[Element and region listings]
============

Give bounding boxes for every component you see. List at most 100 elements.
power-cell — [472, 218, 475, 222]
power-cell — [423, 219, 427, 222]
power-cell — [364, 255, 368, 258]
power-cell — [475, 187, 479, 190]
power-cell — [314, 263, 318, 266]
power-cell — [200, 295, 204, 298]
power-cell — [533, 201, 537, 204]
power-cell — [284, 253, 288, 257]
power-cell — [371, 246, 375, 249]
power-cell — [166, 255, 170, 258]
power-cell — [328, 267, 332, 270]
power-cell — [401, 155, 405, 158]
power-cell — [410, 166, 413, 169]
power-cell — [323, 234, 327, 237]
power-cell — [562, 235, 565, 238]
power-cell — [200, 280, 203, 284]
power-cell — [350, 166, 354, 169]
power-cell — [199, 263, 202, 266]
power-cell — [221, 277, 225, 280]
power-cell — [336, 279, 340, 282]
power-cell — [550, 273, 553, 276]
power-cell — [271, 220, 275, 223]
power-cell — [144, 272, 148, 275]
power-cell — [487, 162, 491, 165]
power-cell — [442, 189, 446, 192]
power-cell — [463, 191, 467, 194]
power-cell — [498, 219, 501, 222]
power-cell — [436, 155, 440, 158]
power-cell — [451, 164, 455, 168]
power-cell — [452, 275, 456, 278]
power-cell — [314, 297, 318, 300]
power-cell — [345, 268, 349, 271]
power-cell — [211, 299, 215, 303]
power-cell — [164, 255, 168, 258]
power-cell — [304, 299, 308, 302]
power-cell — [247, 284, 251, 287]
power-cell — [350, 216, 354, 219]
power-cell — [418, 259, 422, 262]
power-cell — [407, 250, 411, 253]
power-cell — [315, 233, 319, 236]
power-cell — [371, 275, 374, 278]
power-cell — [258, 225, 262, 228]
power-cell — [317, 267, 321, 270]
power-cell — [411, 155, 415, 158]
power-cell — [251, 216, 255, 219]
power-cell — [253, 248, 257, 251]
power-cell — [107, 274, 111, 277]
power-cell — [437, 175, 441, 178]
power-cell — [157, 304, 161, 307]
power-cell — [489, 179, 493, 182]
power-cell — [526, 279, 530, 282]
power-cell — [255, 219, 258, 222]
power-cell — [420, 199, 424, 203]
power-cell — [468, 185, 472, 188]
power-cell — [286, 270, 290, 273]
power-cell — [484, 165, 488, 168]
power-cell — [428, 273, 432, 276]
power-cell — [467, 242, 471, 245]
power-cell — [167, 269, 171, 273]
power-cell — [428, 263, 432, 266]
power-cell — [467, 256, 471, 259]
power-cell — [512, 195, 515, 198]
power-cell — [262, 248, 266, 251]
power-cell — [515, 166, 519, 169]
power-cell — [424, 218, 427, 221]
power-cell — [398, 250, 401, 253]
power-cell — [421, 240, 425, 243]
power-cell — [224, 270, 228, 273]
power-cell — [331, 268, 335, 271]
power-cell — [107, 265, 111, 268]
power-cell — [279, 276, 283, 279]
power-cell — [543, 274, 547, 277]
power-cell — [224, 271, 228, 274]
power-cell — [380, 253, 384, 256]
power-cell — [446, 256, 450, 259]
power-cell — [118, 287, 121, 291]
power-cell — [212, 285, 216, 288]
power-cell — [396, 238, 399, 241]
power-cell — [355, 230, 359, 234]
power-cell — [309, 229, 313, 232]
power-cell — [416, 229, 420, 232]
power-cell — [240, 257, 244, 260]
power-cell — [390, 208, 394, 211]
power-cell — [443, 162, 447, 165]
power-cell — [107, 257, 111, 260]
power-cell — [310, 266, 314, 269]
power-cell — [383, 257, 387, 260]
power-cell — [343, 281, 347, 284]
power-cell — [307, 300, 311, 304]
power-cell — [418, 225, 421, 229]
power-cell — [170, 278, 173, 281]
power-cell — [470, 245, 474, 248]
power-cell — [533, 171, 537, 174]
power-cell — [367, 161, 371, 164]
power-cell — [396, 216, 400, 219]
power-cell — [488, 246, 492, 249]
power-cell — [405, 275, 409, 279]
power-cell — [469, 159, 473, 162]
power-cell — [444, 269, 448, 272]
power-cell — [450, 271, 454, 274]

============

### Exercise requirements
Give every line of the rows above as a JSON list of strings, one string per line, with blank lines left out.

### Task response
[
  "Give bounding boxes for every component you see. List at most 100 elements.",
  "power-cell — [472, 218, 475, 222]",
  "power-cell — [423, 219, 427, 222]",
  "power-cell — [364, 255, 368, 258]",
  "power-cell — [475, 187, 479, 190]",
  "power-cell — [314, 263, 318, 266]",
  "power-cell — [200, 295, 204, 298]",
  "power-cell — [533, 201, 537, 204]",
  "power-cell — [284, 253, 288, 257]",
  "power-cell — [371, 246, 375, 249]",
  "power-cell — [166, 255, 170, 258]",
  "power-cell — [328, 267, 332, 270]",
  "power-cell — [401, 155, 405, 158]",
  "power-cell — [410, 166, 413, 169]",
  "power-cell — [323, 234, 327, 237]",
  "power-cell — [562, 235, 565, 238]",
  "power-cell — [200, 280, 203, 284]",
  "power-cell — [350, 166, 354, 169]",
  "power-cell — [199, 263, 202, 266]",
  "power-cell — [221, 277, 225, 280]",
  "power-cell — [336, 279, 340, 282]",
  "power-cell — [550, 273, 553, 276]",
  "power-cell — [271, 220, 275, 223]",
  "power-cell — [144, 272, 148, 275]",
  "power-cell — [487, 162, 491, 165]",
  "power-cell — [442, 189, 446, 192]",
  "power-cell — [463, 191, 467, 194]",
  "power-cell — [498, 219, 501, 222]",
  "power-cell — [436, 155, 440, 158]",
  "power-cell — [451, 164, 455, 168]",
  "power-cell — [452, 275, 456, 278]",
  "power-cell — [314, 297, 318, 300]",
  "power-cell — [345, 268, 349, 271]",
  "power-cell — [211, 299, 215, 303]",
  "power-cell — [164, 255, 168, 258]",
  "power-cell — [304, 299, 308, 302]",
  "power-cell — [247, 284, 251, 287]",
  "power-cell — [350, 216, 354, 219]",
  "power-cell — [418, 259, 422, 262]",
  "power-cell — [407, 250, 411, 253]",
  "power-cell — [315, 233, 319, 236]",
  "power-cell — [371, 275, 374, 278]",
  "power-cell — [258, 225, 262, 228]",
  "power-cell — [317, 267, 321, 270]",
  "power-cell — [411, 155, 415, 158]",
  "power-cell — [251, 216, 255, 219]",
  "power-cell — [253, 248, 257, 251]",
  "power-cell — [107, 274, 111, 277]",
  "power-cell — [437, 175, 441, 178]",
  "power-cell — [157, 304, 161, 307]",
  "power-cell — [489, 179, 493, 182]",
  "power-cell — [526, 279, 530, 282]",
  "power-cell — [255, 219, 258, 222]",
  "power-cell — [420, 199, 424, 203]",
  "power-cell — [468, 185, 472, 188]",
  "power-cell — [286, 270, 290, 273]",
  "power-cell — [484, 165, 488, 168]",
  "power-cell — [428, 273, 432, 276]",
  "power-cell — [467, 242, 471, 245]",
  "power-cell — [167, 269, 171, 273]",
  "power-cell — [428, 263, 432, 266]",
  "power-cell — [467, 256, 471, 259]",
  "power-cell — [512, 195, 515, 198]",
  "power-cell — [262, 248, 266, 251]",
  "power-cell — [515, 166, 519, 169]",
  "power-cell — [424, 218, 427, 221]",
  "power-cell — [398, 250, 401, 253]",
  "power-cell — [421, 240, 425, 243]",
  "power-cell — [224, 270, 228, 273]",
  "power-cell — [331, 268, 335, 271]",
  "power-cell — [107, 265, 111, 268]",
  "power-cell — [279, 276, 283, 279]",
  "power-cell — [543, 274, 547, 277]",
  "power-cell — [224, 271, 228, 274]",
  "power-cell — [380, 253, 384, 256]",
  "power-cell — [446, 256, 450, 259]",
  "power-cell — [118, 287, 121, 291]",
  "power-cell — [212, 285, 216, 288]",
  "power-cell — [396, 238, 399, 241]",
  "power-cell — [355, 230, 359, 234]",
  "power-cell — [309, 229, 313, 232]",
  "power-cell — [416, 229, 420, 232]",
  "power-cell — [240, 257, 244, 260]",
  "power-cell — [390, 208, 394, 211]",
  "power-cell — [443, 162, 447, 165]",
  "power-cell — [107, 257, 111, 260]",
  "power-cell — [310, 266, 314, 269]",
  "power-cell — [383, 257, 387, 260]",
  "power-cell — [343, 281, 347, 284]",
  "power-cell — [307, 300, 311, 304]",
  "power-cell — [418, 225, 421, 229]",
  "power-cell — [170, 278, 173, 281]",
  "power-cell — [470, 245, 474, 248]",
  "power-cell — [533, 171, 537, 174]",
  "power-cell — [367, 161, 371, 164]",
  "power-cell — [396, 216, 400, 219]",
  "power-cell — [488, 246, 492, 249]",
  "power-cell — [405, 275, 409, 279]",
  "power-cell — [469, 159, 473, 162]",
  "power-cell — [444, 269, 448, 272]",
  "power-cell — [450, 271, 454, 274]"
]